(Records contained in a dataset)
++++++++

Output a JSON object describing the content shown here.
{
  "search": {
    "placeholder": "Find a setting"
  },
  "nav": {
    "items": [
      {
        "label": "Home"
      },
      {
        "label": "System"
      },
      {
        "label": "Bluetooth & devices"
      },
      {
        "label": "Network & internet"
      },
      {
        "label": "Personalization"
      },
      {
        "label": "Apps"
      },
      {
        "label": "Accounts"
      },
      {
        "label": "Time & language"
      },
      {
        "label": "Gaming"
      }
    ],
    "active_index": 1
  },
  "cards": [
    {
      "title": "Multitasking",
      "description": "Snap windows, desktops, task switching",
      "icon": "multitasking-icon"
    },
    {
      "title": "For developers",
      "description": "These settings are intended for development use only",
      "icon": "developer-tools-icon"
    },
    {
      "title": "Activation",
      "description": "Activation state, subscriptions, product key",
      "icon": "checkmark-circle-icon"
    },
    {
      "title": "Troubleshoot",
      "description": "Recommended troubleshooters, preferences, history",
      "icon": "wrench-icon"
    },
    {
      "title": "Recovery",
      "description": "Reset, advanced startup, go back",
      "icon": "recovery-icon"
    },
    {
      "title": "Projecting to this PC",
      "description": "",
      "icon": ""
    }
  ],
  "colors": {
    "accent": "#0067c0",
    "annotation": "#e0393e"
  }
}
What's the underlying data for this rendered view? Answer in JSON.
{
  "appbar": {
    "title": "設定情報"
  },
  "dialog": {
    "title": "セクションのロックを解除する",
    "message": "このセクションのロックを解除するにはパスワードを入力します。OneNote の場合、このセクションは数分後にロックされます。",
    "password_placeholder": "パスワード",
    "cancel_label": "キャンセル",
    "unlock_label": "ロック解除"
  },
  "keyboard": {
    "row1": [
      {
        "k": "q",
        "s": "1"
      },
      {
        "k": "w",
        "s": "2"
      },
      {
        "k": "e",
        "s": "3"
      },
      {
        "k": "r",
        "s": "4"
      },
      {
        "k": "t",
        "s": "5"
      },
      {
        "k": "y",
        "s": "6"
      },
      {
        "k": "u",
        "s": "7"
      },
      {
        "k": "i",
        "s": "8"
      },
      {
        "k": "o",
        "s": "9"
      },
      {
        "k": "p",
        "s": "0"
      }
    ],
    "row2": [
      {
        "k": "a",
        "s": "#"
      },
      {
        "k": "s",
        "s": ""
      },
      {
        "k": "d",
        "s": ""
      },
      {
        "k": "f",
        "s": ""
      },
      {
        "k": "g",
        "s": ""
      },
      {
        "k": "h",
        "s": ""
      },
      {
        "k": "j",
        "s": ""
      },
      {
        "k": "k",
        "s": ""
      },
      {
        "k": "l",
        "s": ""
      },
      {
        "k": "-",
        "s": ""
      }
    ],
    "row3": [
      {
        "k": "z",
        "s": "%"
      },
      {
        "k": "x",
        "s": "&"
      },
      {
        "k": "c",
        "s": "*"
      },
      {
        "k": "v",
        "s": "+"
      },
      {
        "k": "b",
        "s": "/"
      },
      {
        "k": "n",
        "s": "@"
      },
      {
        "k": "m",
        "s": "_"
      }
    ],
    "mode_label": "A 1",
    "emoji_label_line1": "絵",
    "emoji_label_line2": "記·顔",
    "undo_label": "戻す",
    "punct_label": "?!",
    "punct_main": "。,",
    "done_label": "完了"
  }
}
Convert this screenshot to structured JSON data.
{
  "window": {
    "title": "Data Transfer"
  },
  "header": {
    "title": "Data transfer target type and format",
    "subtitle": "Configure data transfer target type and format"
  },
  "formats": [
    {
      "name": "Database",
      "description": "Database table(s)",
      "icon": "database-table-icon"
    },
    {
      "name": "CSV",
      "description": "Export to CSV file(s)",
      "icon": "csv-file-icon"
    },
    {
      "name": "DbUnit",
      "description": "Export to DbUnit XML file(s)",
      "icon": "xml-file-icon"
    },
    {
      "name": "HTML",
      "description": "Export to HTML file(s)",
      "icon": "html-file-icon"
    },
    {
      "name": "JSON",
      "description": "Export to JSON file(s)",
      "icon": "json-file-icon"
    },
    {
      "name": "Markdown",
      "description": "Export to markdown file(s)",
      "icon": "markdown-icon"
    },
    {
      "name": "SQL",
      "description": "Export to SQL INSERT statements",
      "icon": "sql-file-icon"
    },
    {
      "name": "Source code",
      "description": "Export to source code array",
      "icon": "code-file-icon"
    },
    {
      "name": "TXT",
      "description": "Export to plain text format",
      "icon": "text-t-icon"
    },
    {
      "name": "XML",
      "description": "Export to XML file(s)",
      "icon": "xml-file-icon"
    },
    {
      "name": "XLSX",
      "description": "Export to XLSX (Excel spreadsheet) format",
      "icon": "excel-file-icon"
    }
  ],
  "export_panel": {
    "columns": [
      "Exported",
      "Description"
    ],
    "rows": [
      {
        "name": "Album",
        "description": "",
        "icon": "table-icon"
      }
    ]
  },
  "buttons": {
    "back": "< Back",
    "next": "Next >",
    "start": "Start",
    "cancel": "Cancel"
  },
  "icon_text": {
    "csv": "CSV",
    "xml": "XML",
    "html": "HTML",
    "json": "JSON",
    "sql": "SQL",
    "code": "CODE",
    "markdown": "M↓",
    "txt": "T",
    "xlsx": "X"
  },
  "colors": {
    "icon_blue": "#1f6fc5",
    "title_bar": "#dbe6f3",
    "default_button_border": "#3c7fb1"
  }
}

++++++++

Description of the task:
Repeat the records above exactly as they appear.

Response:
Output a JSON object describing the content shown here.
{
  "search": {
    "placeholder": "Find a setting"
  },
  "nav": {
    "items": [
      {
        "label": "Home"
      },
      {
        "label": "System"
      },
      {
        "label": "Bluetooth & devices"
      },
      {
        "label": "Network & internet"
      },
      {
        "label": "Personalization"
      },
      {
        "label": "Apps"
      },
      {
        "label": "Accounts"
      },
      {
        "label": "Time & language"
      },
      {
        "label": "Gaming"
      }
    ],
    "active_index": 1
  },
  "cards": [
    {
      "title": "Multitasking",
      "description": "Snap windows, desktops, task switching",
      "icon": "multitasking-icon"
    },
    {
      "title": "For developers",
      "description": "These settings are intended for development use only",
      "icon": "developer-tools-icon"
    },
    {
      "title": "Activation",
      "description": "Activation state, subscriptions, product key",
      "icon": "checkmark-circle-icon"
    },
    {
      "title": "Troubleshoot",
      "description": "Recommended troubleshooters, preferences, history",
      "icon": "wrench-icon"
    },
    {
      "title": "Recovery",
      "description": "Reset, advanced startup, go back",
      "icon": "recovery-icon"
    },
    {
      "title": "Projecting to this PC",
      "description": "",
      "icon": ""
    }
  ],
  "colors": {
    "accent": "#0067c0",
    "annotation": "#e0393e"
  }
}
What's the underlying data for this rendered view? Answer in JSON.
{
  "appbar": {
    "title": "設定情報"
  },
  "dialog": {
    "title": "セクションのロックを解除する",
    "message": "このセクションのロックを解除するにはパスワードを入力します。OneNote の場合、このセクションは数分後にロックされます。",
    "password_placeholder": "パスワード",
    "cancel_label": "キャンセル",
    "unlock_label": "ロック解除"
  },
  "keyboard": {
    "row1": [
      {
        "k": "q",
        "s": "1"
      },
      {
        "k": "w",
        "s": "2"
      },
      {
        "k": "e",
        "s": "3"
      },
      {
        "k": "r",
        "s": "4"
      },
      {
        "k": "t",
        "s": "5"
      },
      {
        "k": "y",
        "s": "6"
      },
      {
        "k": "u",
        "s": "7"
      },
      {
        "k": "i",
        "s": "8"
      },
      {
        "k": "o",
        "s": "9"
      },
      {
        "k": "p",
        "s": "0"
      }
    ],
    "row2": [
      {
        "k": "a",
        "s": "#"
      },
      {
        "k": "s",
        "s": ""
      },
      {
        "k": "d",
        "s": ""
      },
      {
        "k": "f",
        "s": ""
      },
      {
        "k": "g",
        "s": ""
      },
      {
        "k": "h",
        "s": ""
      },
      {
        "k": "j",
        "s": ""
      },
      {
        "k": "k",
        "s": ""
      },
      {
        "k": "l",
        "s": ""
      },
      {
        "k": "-",
        "s": ""
      }
    ],
    "row3": [
      {
        "k": "z",
        "s": "%"
      },
      {
        "k": "x",
        "s": "&"
      },
      {
        "k": "c",
        "s": "*"
      },
      {
        "k": "v",
        "s": "+"
      },
      {
        "k": "b",
        "s": "/"
      },
      {
        "k": "n",
        "s": "@"
      },
      {
        "k": "m",
        "s": "_"
      }
    ],
    "mode_label": "A 1",
    "emoji_label_line1": "絵",
    "emoji_label_line2": "記·顔",
    "undo_label": "戻す",
    "punct_label": "?!",
    "punct_main": "。,",
    "done_label": "完了"
  }
}
Convert this screenshot to structured JSON data.
{
  "window": {
    "title": "Data Transfer"
  },
  "header": {
    "title": "Data transfer target type and format",
    "subtitle": "Configure data transfer target type and format"
  },
  "formats": [
    {
      "name": "Database",
      "description": "Database table(s)",
      "icon": "database-table-icon"
    },
    {
      "name": "CSV",
      "description": "Export to CSV file(s)",
      "icon": "csv-file-icon"
    },
    {
      "name": "DbUnit",
      "description": "Export to DbUnit XML file(s)",
      "icon": "xml-file-icon"
    },
    {
      "name": "HTML",
      "description": "Export to HTML file(s)",
      "icon": "html-file-icon"
    },
    {
      "name": "JSON",
      "description": "Export to JSON file(s)",
      "icon": "json-file-icon"
    },
    {
      "name": "Markdown",
      "description": "Export to markdown file(s)",
      "icon": "markdown-icon"
    },
    {
      "name": "SQL",
      "description": "Export to SQL INSERT statements",
      "icon": "sql-file-icon"
    },
    {
      "name": "Source code",
      "description": "Export to source code array",
      "icon": "code-file-icon"
    },
    {
      "name": "TXT",
      "description": "Export to plain text format",
      "icon": "text-t-icon"
    },
    {
      "name": "XML",
      "description": "Export to XML file(s)",
      "icon": "xml-file-icon"
    },
    {
      "name": "XLSX",
      "description": "Export to XLSX (Excel spreadsheet) format",
      "icon": "excel-file-icon"
    }
  ],
  "export_panel": {
    "columns": [
      "Exported",
      "Description"
    ],
    "rows": [
      {
        "name": "Album",
        "description": "",
        "icon": "table-icon"
      }
    ]
  },
  "buttons": {
    "back": "< Back",
    "next": "Next >",
    "start": "Start",
    "cancel": "Cancel"
  },
  "icon_text": {
    "csv": "CSV",
    "xml": "XML",
    "html": "HTML",
    "json": "JSON",
    "sql": "SQL",
    "code": "CODE",
    "markdown": "M↓",
    "txt": "T",
    "xlsx": "X"
  },
  "colors": {
    "icon_blue": "#1f6fc5",
    "title_bar": "#dbe6f3",
    "default_button_border": "#3c7fb1"
  }
}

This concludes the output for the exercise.